Start of Record set

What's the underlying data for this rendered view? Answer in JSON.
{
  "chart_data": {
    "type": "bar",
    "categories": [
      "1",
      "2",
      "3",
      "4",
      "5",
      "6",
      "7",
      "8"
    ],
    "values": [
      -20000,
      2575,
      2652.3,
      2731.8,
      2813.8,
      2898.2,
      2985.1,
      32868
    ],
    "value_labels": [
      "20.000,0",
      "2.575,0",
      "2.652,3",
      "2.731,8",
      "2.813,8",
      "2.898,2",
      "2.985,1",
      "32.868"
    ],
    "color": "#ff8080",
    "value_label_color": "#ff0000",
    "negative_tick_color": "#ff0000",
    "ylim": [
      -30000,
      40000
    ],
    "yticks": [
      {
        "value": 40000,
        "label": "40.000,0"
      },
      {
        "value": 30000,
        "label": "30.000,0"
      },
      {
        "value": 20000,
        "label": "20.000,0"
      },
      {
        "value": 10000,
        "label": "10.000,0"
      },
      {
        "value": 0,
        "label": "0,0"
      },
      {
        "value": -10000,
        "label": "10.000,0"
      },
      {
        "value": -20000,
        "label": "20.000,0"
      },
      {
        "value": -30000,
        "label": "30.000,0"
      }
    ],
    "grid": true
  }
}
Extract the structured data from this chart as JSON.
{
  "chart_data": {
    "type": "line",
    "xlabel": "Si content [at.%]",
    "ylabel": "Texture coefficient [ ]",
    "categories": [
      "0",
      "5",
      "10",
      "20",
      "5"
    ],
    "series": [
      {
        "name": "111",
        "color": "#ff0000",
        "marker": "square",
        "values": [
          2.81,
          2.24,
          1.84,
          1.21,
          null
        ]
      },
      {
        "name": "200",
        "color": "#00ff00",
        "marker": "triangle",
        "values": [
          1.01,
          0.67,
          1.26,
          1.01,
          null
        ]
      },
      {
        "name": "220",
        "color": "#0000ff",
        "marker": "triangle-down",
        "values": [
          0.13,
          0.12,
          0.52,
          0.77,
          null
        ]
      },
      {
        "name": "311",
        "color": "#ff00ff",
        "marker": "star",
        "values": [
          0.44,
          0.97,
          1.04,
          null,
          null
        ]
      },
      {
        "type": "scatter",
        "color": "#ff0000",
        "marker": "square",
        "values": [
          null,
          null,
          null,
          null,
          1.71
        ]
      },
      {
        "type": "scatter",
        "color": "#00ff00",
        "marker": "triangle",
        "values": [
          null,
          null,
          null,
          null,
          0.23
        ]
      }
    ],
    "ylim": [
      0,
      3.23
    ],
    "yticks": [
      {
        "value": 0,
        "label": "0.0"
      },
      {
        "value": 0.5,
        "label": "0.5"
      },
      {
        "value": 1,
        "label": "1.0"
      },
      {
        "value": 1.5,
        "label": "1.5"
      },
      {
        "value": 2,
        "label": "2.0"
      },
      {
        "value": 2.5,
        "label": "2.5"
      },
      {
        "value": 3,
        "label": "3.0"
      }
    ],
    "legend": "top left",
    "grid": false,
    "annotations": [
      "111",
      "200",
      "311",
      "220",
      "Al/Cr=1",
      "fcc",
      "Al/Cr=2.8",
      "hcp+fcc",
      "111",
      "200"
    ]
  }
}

End of Record set
Start of Record set

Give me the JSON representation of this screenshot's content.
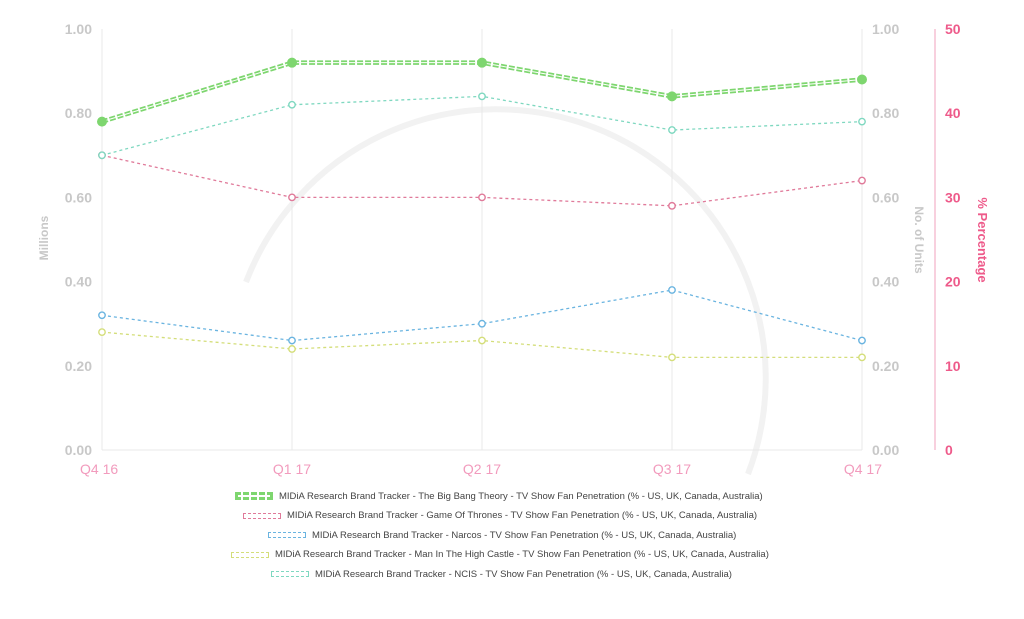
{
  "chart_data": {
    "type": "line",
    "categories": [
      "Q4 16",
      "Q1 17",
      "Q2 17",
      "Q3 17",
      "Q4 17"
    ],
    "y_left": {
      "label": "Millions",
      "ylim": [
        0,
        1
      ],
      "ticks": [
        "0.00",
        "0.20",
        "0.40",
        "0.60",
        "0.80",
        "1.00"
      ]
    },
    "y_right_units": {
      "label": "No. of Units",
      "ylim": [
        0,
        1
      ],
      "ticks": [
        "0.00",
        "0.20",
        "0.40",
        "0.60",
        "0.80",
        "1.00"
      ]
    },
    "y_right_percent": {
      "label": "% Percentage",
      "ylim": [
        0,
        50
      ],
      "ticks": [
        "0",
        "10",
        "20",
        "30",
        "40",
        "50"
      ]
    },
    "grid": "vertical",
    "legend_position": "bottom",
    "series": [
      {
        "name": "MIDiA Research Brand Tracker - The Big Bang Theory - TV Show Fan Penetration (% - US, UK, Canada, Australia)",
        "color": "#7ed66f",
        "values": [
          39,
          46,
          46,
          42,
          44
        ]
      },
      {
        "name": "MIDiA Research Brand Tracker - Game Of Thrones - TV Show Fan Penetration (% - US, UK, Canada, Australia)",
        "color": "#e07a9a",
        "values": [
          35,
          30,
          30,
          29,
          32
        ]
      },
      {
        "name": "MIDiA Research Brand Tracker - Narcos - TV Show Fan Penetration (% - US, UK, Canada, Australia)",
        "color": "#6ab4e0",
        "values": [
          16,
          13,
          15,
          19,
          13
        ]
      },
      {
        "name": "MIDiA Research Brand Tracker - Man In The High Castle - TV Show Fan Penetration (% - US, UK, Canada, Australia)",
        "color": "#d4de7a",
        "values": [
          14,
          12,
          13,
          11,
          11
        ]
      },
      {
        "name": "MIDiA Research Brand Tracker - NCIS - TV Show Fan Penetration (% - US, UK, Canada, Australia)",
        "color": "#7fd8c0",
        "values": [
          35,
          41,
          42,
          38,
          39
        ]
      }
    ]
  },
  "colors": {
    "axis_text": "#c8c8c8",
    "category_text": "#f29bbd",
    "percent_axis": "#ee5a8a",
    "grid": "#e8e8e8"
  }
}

End of Record set

▶ Problem to solve: Give the count of lines holding the word "Show" and nothing more.

▶ Answer to this exercise: 5